Fragmentos de @flabrito

20/04/2012



E nesse hábito meu de escancarar doçuras, tudo vira afeto - mesmo o que ainda não existe.

O que adoece a lucidez da gente é tentar fazer sentido demais.

A verdade é que eu não seria a mesma sem as minhas (des)ilusões.

Eu até queria me desapaixonar. Uma vez. Só para saber como é ter um coração só meu.

Por que não acredito em amor à primeira vista? Porque não acredito que amor seja reconhecimento e sim, conhecimento. Intimidade. Porque acredito que o amor seja um sobrevivente - à rotina, aos defeitos, ao nosso lado B. Um insistente que nos vence pelo cansaço. Um descrente que, também vencido pelo cansaço, aceita segurar a nossa mão quando percebe que se entregar ainda vale a pena.

Amor não é, necessariamente, o que você sente. Amor é, essencialmente, o que você pratica.

E cada um de nós se empenha tanto em procurar a pessoa certa, e quer tanto reconhecê-la em meio aos demais, que se esquece de se tornar a pessoa certa para si mesmo.
Não, verdades não são relativas. Verdades são verdades. Relativo é o que fazemos com elas.

Amor só rima com dor enquanto a gente permite.

Aí você submete toda a sua vida a uma revista mental para tentar descobrir o que fez de tão errado para merecer determinadas coisas. E, ao invés de se revoltar porque não merece, você respira fundo, vai em frente e até agradece, porque sabe que aí tem o dedo de Deus te fazendo passar por um treinamento que fortalecerá ainda mais o seu caráter.

Cheguei hoje naquele momento de cortar o cordão. Porque desapegar não é difícil. Difícil é reconhecer que é hora para isso.

E se apenas eventualmente for lembrar de mim, me esqueça. O que não é inteiro não me interessa.

Um passo por vez. Mesmo que meu coração corra uma maratona por dia.

Não sou o tipo de pessoa que enlouquece de amor. Sou o tipo de pessoa que já acreditou que amava loucamente mas aprendeu que amor não enlouquece: sereniza.

Só acredito (absor)vendo.

O que adoece a lucidez da gente é esse vício besta de procurar sentido em tudo. Pra quê? Deixa não fazer sentido. Deixa e vai lá fora viver.

Tem jeito de chuva fininha em fim de tarde solar isso que eu sinto e que é meio saudade, meio vontade. Coisa mais linda.

A gente anda tão dependente de relacionamentos que muitas vezes confunde estar apaixonado com querer estar apaixonado - por um medo irracional da solidão ou do preconceito subliminar que determina ser socialmente inaceitável estar só e ser feliz assim.

Flávia Brito 
Um impulso largado num largo pulso. E eu vivo tentando me convencer de que é melhor parar com essa coisa de ser gente superlativa e adotar uma postura mais blasé diante da vida. Eu me digo "agora já deu, daqui pra frente vai ser tudo diferente". E, cinco minutos depois, eu desisto da minha própria desistência. Porque eu estou para racionalizar e fracionar as emoções assim como a vida está para ser previsível: são coisas inversamente proporcionais, absolutamente incompatíveis. Eu gosto da trabalheira que dá esse vrummm no peito, causa e efeito do meu coração acelerado ad infinitum. Entende? Eu não tenho opção, foi a intensidade quem me escolheu. Há uma alma rebelde a contenções morando dentro de mim, e eu não mando nela.

Itens salvos
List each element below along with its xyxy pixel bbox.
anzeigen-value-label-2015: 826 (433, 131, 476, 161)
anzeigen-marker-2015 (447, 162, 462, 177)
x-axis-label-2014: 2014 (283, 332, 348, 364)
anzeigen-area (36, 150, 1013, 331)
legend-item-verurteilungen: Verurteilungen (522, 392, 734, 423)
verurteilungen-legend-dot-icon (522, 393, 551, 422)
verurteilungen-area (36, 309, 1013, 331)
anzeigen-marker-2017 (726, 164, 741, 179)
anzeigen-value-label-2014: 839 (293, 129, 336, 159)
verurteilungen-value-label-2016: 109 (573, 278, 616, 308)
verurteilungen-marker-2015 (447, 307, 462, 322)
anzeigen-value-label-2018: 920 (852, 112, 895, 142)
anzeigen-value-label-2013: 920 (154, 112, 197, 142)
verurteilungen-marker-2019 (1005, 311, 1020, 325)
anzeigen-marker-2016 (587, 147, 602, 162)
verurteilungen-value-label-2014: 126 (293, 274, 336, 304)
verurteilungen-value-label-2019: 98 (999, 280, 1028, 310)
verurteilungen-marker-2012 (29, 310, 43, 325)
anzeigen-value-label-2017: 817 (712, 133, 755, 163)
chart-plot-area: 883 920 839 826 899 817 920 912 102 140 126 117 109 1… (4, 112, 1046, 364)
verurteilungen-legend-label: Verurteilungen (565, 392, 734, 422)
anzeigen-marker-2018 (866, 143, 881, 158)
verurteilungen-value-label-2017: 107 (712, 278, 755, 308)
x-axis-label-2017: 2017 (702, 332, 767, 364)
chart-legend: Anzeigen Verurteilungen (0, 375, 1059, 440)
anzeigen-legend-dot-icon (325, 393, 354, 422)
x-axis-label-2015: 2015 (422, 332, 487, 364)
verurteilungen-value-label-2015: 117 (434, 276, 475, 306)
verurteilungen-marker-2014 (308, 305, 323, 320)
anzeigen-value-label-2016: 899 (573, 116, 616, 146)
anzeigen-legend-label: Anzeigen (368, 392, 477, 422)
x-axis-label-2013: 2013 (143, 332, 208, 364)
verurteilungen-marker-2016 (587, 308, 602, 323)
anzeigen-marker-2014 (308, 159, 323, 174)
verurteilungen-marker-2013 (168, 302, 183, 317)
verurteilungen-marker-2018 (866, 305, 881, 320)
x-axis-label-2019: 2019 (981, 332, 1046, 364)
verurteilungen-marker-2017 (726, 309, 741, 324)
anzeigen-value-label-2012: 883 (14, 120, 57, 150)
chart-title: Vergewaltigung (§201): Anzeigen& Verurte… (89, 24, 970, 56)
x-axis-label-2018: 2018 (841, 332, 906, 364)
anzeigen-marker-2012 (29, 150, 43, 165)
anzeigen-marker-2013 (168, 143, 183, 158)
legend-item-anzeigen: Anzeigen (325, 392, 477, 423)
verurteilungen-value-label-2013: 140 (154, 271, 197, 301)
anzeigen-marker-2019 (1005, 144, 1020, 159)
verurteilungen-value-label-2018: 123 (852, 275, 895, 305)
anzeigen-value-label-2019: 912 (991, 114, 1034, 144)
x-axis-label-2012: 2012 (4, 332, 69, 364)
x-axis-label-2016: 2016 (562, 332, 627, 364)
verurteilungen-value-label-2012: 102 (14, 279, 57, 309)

Sua tarefa - Segundo os fragmentos, o que o amor faz em vez de enlouquecer?

Resposta - O amor sereniza.